=== DATA PROVIDED ===
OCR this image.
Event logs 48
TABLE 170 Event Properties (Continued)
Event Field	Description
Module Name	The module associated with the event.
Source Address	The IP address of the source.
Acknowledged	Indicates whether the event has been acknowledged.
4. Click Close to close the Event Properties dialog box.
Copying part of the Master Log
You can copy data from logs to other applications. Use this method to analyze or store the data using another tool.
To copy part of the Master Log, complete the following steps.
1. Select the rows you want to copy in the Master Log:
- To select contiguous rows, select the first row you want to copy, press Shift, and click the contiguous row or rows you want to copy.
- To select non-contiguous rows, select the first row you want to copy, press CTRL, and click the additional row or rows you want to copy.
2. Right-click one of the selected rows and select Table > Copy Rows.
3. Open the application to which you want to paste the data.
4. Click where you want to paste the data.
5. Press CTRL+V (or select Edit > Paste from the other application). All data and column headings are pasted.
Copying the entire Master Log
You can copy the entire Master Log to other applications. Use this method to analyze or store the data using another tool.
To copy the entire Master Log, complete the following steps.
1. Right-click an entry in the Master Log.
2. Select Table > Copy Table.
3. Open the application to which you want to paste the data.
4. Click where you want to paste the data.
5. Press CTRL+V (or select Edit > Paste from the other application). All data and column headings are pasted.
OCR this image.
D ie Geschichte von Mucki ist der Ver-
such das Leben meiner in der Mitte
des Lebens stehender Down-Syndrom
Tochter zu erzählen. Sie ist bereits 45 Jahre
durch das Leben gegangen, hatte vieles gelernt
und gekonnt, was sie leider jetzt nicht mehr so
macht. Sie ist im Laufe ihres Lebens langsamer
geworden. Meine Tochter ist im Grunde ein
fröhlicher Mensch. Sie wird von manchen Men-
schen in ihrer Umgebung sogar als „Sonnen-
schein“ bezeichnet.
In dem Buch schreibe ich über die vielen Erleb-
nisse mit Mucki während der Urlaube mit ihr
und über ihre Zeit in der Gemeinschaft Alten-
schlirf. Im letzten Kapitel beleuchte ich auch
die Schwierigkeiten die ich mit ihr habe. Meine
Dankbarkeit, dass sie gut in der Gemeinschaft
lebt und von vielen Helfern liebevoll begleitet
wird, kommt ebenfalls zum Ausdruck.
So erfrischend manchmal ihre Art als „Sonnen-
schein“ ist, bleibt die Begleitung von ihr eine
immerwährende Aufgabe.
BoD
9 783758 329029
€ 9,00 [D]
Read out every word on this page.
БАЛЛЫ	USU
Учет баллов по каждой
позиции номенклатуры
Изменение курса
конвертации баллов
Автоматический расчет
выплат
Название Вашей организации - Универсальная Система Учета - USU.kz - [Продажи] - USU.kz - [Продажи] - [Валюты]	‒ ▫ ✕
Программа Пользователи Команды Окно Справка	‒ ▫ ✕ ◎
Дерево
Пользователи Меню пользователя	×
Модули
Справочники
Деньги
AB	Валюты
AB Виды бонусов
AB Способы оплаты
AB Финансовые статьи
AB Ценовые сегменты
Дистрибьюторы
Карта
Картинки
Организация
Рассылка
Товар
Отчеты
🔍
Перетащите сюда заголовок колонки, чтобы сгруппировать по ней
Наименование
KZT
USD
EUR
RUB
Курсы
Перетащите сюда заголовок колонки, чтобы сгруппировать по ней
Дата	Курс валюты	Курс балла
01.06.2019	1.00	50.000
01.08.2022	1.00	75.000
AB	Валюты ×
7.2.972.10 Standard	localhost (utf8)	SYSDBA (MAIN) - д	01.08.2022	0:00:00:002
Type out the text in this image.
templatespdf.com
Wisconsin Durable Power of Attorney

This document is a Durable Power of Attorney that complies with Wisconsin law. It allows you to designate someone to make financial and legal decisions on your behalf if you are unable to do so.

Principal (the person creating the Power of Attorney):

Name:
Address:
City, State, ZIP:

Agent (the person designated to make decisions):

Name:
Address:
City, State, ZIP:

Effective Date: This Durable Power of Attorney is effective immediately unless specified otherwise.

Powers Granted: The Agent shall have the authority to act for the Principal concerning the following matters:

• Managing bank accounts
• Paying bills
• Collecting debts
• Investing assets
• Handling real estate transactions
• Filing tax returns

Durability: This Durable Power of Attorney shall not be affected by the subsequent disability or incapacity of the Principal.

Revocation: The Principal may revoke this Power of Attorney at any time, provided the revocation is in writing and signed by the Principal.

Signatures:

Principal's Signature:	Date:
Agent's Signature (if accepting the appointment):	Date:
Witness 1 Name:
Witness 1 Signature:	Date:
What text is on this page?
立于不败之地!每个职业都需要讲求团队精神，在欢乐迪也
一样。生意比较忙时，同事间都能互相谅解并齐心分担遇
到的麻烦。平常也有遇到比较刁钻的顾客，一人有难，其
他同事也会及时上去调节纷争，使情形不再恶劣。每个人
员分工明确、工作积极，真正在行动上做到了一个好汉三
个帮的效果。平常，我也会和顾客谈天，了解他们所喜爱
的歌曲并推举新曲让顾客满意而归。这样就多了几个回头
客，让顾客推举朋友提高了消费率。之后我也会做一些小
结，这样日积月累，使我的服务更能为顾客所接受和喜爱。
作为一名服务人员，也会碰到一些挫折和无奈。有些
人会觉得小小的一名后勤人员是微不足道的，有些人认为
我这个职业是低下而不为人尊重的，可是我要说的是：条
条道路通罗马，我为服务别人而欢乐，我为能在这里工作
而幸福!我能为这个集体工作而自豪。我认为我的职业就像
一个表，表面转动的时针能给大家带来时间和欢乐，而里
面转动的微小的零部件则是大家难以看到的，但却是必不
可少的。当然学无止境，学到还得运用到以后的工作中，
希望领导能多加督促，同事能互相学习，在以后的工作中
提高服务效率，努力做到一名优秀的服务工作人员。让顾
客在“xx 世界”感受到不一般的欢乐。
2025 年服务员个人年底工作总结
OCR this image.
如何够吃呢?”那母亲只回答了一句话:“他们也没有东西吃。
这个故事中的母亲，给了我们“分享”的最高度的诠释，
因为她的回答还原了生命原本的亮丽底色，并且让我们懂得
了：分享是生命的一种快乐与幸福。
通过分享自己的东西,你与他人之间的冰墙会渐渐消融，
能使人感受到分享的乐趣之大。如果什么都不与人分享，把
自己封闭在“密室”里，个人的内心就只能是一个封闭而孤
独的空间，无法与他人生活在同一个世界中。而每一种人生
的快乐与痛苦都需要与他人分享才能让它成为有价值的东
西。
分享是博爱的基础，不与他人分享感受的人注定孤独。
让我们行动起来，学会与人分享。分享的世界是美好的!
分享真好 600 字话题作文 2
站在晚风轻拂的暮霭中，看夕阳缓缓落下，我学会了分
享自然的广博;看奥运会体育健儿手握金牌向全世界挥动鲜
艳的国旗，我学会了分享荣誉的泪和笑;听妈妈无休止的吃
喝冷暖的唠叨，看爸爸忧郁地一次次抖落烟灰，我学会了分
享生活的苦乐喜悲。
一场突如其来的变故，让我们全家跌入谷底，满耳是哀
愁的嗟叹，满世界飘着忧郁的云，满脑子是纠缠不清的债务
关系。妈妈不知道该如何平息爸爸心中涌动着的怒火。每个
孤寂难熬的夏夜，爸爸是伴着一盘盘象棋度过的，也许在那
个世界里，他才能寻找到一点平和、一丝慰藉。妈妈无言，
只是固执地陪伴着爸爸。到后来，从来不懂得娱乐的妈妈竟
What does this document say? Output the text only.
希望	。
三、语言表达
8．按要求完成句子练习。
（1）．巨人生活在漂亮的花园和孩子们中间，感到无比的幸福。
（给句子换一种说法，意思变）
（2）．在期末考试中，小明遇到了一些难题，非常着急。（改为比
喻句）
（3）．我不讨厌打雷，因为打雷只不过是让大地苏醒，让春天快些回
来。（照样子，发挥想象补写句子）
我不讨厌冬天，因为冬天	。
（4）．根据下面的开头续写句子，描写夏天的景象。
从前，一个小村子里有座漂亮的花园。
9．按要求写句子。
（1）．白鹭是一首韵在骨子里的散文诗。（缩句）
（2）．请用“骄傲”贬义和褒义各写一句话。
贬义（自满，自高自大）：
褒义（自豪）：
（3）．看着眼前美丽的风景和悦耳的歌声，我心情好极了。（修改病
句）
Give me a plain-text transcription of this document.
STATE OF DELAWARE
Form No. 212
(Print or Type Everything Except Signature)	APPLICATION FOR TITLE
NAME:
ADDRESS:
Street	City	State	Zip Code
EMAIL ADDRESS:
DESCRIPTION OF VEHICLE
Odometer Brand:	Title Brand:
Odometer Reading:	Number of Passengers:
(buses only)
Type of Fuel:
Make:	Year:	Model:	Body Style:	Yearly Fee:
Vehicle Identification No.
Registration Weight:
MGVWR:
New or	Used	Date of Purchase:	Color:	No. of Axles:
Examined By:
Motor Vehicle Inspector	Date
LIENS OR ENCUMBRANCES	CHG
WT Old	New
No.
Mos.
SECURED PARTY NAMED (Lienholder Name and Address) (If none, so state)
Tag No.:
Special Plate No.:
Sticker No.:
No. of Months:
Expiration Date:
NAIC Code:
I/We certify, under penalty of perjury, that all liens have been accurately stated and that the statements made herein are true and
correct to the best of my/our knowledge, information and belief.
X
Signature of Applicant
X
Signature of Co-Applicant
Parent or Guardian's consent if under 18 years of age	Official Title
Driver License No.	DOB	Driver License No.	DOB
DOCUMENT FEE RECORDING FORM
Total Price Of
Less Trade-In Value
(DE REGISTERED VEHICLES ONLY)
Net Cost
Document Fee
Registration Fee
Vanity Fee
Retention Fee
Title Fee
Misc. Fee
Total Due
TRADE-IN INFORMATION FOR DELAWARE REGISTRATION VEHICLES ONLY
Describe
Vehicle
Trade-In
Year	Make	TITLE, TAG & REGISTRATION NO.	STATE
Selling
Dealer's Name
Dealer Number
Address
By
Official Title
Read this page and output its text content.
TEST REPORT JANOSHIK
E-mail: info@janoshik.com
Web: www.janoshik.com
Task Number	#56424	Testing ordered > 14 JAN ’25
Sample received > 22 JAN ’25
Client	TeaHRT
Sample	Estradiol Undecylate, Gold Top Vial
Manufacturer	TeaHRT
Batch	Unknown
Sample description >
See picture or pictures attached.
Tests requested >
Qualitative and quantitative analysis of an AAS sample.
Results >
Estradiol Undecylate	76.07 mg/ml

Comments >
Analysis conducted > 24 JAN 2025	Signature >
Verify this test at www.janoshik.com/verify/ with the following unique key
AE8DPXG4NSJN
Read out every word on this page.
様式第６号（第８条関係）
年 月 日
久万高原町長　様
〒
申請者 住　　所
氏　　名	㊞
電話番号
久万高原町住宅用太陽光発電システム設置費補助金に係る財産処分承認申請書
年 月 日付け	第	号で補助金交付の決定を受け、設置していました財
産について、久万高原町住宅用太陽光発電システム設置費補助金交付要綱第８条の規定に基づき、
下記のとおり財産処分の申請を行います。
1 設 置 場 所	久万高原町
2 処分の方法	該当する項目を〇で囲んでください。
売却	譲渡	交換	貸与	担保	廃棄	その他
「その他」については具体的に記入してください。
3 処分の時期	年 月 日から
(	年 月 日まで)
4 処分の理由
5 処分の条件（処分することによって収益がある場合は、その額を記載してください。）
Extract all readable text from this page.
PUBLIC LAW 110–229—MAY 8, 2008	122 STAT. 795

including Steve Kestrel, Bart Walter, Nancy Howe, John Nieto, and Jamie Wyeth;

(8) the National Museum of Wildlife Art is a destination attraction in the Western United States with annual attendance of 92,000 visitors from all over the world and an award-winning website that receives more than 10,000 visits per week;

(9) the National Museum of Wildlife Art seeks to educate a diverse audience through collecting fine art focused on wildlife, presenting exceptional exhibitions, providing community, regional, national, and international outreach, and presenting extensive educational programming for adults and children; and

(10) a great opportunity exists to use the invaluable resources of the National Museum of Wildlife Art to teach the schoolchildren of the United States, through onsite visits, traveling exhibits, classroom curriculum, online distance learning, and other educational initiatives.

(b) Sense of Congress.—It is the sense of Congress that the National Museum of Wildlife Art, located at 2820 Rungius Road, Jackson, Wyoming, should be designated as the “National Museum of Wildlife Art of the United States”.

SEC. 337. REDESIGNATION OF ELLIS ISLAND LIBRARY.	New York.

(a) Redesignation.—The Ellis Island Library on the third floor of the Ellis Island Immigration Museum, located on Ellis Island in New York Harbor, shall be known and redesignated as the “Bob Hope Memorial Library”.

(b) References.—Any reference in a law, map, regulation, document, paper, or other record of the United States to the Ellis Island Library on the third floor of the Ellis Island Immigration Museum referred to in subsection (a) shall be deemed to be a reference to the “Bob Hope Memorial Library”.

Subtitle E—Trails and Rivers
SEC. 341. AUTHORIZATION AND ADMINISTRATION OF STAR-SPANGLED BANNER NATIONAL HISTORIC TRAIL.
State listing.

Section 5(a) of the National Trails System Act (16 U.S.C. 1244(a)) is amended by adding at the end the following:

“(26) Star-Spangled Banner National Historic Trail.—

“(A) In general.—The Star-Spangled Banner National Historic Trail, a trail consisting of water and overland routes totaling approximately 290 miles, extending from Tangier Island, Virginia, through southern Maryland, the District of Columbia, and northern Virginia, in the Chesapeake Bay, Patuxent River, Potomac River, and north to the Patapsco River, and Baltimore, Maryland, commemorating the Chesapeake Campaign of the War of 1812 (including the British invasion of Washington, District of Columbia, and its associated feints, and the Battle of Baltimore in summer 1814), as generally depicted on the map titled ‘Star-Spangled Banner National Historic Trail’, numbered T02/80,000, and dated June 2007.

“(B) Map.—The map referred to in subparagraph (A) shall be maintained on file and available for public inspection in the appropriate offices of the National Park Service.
===
* **WRITTEN TASK**
Each line that has the word "under" counts once. How many such lines are in the data? Give the number alone.

* **RIGHT ANSWER**
2